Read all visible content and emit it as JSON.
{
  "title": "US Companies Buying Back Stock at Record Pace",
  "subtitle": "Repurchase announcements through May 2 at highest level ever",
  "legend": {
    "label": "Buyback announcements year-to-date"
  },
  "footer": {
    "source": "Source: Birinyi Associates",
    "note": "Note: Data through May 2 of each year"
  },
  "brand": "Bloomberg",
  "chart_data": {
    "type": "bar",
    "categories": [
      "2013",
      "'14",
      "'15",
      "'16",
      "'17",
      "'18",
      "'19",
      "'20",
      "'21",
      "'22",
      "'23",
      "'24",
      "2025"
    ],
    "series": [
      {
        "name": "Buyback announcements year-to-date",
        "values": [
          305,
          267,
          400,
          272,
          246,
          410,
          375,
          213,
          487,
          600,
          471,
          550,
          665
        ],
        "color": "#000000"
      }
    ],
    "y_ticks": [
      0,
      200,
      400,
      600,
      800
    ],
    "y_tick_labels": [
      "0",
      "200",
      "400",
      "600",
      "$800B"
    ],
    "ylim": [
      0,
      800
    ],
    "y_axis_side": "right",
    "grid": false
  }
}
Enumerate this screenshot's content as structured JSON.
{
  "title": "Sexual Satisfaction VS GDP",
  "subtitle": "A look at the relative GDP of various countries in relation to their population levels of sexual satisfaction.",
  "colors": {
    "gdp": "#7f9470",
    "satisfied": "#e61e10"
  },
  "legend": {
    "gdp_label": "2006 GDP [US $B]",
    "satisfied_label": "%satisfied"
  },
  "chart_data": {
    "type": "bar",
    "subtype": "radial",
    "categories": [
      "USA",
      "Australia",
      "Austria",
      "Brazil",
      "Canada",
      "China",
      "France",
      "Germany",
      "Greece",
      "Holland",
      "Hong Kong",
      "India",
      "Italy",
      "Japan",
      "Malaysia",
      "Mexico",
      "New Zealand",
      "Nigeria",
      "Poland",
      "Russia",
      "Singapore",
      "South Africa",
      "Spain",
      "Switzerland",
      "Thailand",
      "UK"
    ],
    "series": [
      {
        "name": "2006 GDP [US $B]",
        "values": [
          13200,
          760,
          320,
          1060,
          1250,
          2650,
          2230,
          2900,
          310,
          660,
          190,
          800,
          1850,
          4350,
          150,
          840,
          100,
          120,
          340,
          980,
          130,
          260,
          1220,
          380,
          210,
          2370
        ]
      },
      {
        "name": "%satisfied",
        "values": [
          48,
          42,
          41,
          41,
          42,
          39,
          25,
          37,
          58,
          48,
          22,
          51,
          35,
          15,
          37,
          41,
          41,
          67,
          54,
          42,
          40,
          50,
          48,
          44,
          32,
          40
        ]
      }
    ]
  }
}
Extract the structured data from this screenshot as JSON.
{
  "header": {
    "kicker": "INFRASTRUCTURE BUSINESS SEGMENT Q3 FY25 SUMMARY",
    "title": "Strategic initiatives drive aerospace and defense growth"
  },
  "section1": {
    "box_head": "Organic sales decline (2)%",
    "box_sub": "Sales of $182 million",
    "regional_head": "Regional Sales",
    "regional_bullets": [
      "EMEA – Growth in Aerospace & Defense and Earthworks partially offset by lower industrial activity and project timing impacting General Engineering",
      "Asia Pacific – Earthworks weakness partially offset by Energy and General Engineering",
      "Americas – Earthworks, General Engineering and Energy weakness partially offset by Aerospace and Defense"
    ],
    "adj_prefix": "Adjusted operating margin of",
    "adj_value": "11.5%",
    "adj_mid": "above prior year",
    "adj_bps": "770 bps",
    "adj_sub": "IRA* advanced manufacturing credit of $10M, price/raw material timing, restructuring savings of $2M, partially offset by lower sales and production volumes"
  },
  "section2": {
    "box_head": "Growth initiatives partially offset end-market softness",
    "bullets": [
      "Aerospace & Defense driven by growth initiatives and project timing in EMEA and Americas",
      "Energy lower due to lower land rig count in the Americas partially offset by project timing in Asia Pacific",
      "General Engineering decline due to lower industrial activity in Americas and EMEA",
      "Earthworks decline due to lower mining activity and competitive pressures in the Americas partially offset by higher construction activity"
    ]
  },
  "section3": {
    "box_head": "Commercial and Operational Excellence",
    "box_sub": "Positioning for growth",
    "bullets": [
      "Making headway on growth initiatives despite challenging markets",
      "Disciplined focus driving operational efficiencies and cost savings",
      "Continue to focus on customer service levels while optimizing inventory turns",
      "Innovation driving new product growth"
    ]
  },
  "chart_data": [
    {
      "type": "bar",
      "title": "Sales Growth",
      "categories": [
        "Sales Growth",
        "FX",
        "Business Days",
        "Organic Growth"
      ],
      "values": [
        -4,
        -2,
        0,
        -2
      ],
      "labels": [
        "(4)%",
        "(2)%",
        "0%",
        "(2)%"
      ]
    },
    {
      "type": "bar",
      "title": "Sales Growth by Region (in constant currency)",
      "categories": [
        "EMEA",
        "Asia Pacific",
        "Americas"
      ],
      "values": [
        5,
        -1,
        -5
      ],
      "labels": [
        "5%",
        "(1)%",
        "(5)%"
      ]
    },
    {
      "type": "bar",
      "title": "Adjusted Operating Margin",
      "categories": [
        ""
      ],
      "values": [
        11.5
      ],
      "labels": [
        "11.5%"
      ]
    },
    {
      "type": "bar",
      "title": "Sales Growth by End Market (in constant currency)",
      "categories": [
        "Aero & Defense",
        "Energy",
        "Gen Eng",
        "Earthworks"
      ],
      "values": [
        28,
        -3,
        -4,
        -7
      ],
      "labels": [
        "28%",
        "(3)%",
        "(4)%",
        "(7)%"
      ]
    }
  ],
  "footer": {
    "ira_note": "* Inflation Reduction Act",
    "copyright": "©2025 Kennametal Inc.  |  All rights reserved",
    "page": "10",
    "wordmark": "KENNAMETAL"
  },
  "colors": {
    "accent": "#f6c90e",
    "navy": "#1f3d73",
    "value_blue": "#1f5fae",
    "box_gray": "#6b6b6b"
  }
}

• • •

* WRITTEN REQUEST
Reproduce all the records precisely.

* RESULT OF THE TASK
Read all visible content and emit it as JSON.
{
  "title": "US Companies Buying Back Stock at Record Pace",
  "subtitle": "Repurchase announcements through May 2 at highest level ever",
  "legend": {
    "label": "Buyback announcements year-to-date"
  },
  "footer": {
    "source": "Source: Birinyi Associates",
    "note": "Note: Data through May 2 of each year"
  },
  "brand": "Bloomberg",
  "chart_data": {
    "type": "bar",
    "categories": [
      "2013",
      "'14",
      "'15",
      "'16",
      "'17",
      "'18",
      "'19",
      "'20",
      "'21",
      "'22",
      "'23",
      "'24",
      "2025"
    ],
    "series": [
      {
        "name": "Buyback announcements year-to-date",
        "values": [
          305,
          267,
          400,
          272,
          246,
          410,
          375,
          213,
          487,
          600,
          471,
          550,
          665
        ],
        "color": "#000000"
      }
    ],
    "y_ticks": [
      0,
      200,
      400,
      600,
      800
    ],
    "y_tick_labels": [
      "0",
      "200",
      "400",
      "600",
      "$800B"
    ],
    "ylim": [
      0,
      800
    ],
    "y_axis_side": "right",
    "grid": false
  }
}
Enumerate this screenshot's content as structured JSON.
{
  "title": "Sexual Satisfaction VS GDP",
  "subtitle": "A look at the relative GDP of various countries in relation to their population levels of sexual satisfaction.",
  "colors": {
    "gdp": "#7f9470",
    "satisfied": "#e61e10"
  },
  "legend": {
    "gdp_label": "2006 GDP [US $B]",
    "satisfied_label": "%satisfied"
  },
  "chart_data": {
    "type": "bar",
    "subtype": "radial",
    "categories": [
      "USA",
      "Australia",
      "Austria",
      "Brazil",
      "Canada",
      "China",
      "France",
      "Germany",
      "Greece",
      "Holland",
      "Hong Kong",
      "India",
      "Italy",
      "Japan",
      "Malaysia",
      "Mexico",
      "New Zealand",
      "Nigeria",
      "Poland",
      "Russia",
      "Singapore",
      "South Africa",
      "Spain",
      "Switzerland",
      "Thailand",
      "UK"
    ],
    "series": [
      {
        "name": "2006 GDP [US $B]",
        "values": [
          13200,
          760,
          320,
          1060,
          1250,
          2650,
          2230,
          2900,
          310,
          660,
          190,
          800,
          1850,
          4350,
          150,
          840,
          100,
          120,
          340,
          980,
          130,
          260,
          1220,
          380,
          210,
          2370
        ]
      },
      {
        "name": "%satisfied",
        "values": [
          48,
          42,
          41,
          41,
          42,
          39,
          25,
          37,
          58,
          48,
          22,
          51,
          35,
          15,
          37,
          41,
          41,
          67,
          54,
          42,
          40,
          50,
          48,
          44,
          32,
          40
        ]
      }
    ]
  }
}
Extract the structured data from this screenshot as JSON.
{
  "header": {
    "kicker": "INFRASTRUCTURE BUSINESS SEGMENT Q3 FY25 SUMMARY",
    "title": "Strategic initiatives drive aerospace and defense growth"
  },
  "section1": {
    "box_head": "Organic sales decline (2)%",
    "box_sub": "Sales of $182 million",
    "regional_head": "Regional Sales",
    "regional_bullets": [
      "EMEA – Growth in Aerospace & Defense and Earthworks partially offset by lower industrial activity and project timing impacting General Engineering",
      "Asia Pacific – Earthworks weakness partially offset by Energy and General Engineering",
      "Americas – Earthworks, General Engineering and Energy weakness partially offset by Aerospace and Defense"
    ],
    "adj_prefix": "Adjusted operating margin of",
    "adj_value": "11.5%",
    "adj_mid": "above prior year",
    "adj_bps": "770 bps",
    "adj_sub": "IRA* advanced manufacturing credit of $10M, price/raw material timing, restructuring savings of $2M, partially offset by lower sales and production volumes"
  },
  "section2": {
    "box_head": "Growth initiatives partially offset end-market softness",
    "bullets": [
      "Aerospace & Defense driven by growth initiatives and project timing in EMEA and Americas",
      "Energy lower due to lower land rig count in the Americas partially offset by project timing in Asia Pacific",
      "General Engineering decline due to lower industrial activity in Americas and EMEA",
      "Earthworks decline due to lower mining activity and competitive pressures in the Americas partially offset by higher construction activity"
    ]
  },
  "section3": {
    "box_head": "Commercial and Operational Excellence",
    "box_sub": "Positioning for growth",
    "bullets": [
      "Making headway on growth initiatives despite challenging markets",
      "Disciplined focus driving operational efficiencies and cost savings",
      "Continue to focus on customer service levels while optimizing inventory turns",
      "Innovation driving new product growth"
    ]
  },
  "chart_data": [
    {
      "type": "bar",
      "title": "Sales Growth",
      "categories": [
        "Sales Growth",
        "FX",
        "Business Days",
        "Organic Growth"
      ],
      "values": [
        -4,
        -2,
        0,
        -2
      ],
      "labels": [
        "(4)%",
        "(2)%",
        "0%",
        "(2)%"
      ]
    },
    {
      "type": "bar",
      "title": "Sales Growth by Region (in constant currency)",
      "categories": [
        "EMEA",
        "Asia Pacific",
        "Americas"
      ],
      "values": [
        5,
        -1,
        -5
      ],
      "labels": [
        "5%",
        "(1)%",
        "(5)%"
      ]
    },
    {
      "type": "bar",
      "title": "Adjusted Operating Margin",
      "categories": [
        ""
      ],
      "values": [
        11.5
      ],
      "labels": [
        "11.5%"
      ]
    },
    {
      "type": "bar",
      "title": "Sales Growth by End Market (in constant currency)",
      "categories": [
        "Aero & Defense",
        "Energy",
        "Gen Eng",
        "Earthworks"
      ],
      "values": [
        28,
        -3,
        -4,
        -7
      ],
      "labels": [
        "28%",
        "(3)%",
        "(4)%",
        "(7)%"
      ]
    }
  ],
  "footer": {
    "ira_note": "* Inflation Reduction Act",
    "copyright": "©2025 Kennametal Inc.  |  All rights reserved",
    "page": "10",
    "wordmark": "KENNAMETAL"
  },
  "colors": {
    "accent": "#f6c90e",
    "navy": "#1f3d73",
    "value_blue": "#1f5fae",
    "box_gray": "#6b6b6b"
  }
}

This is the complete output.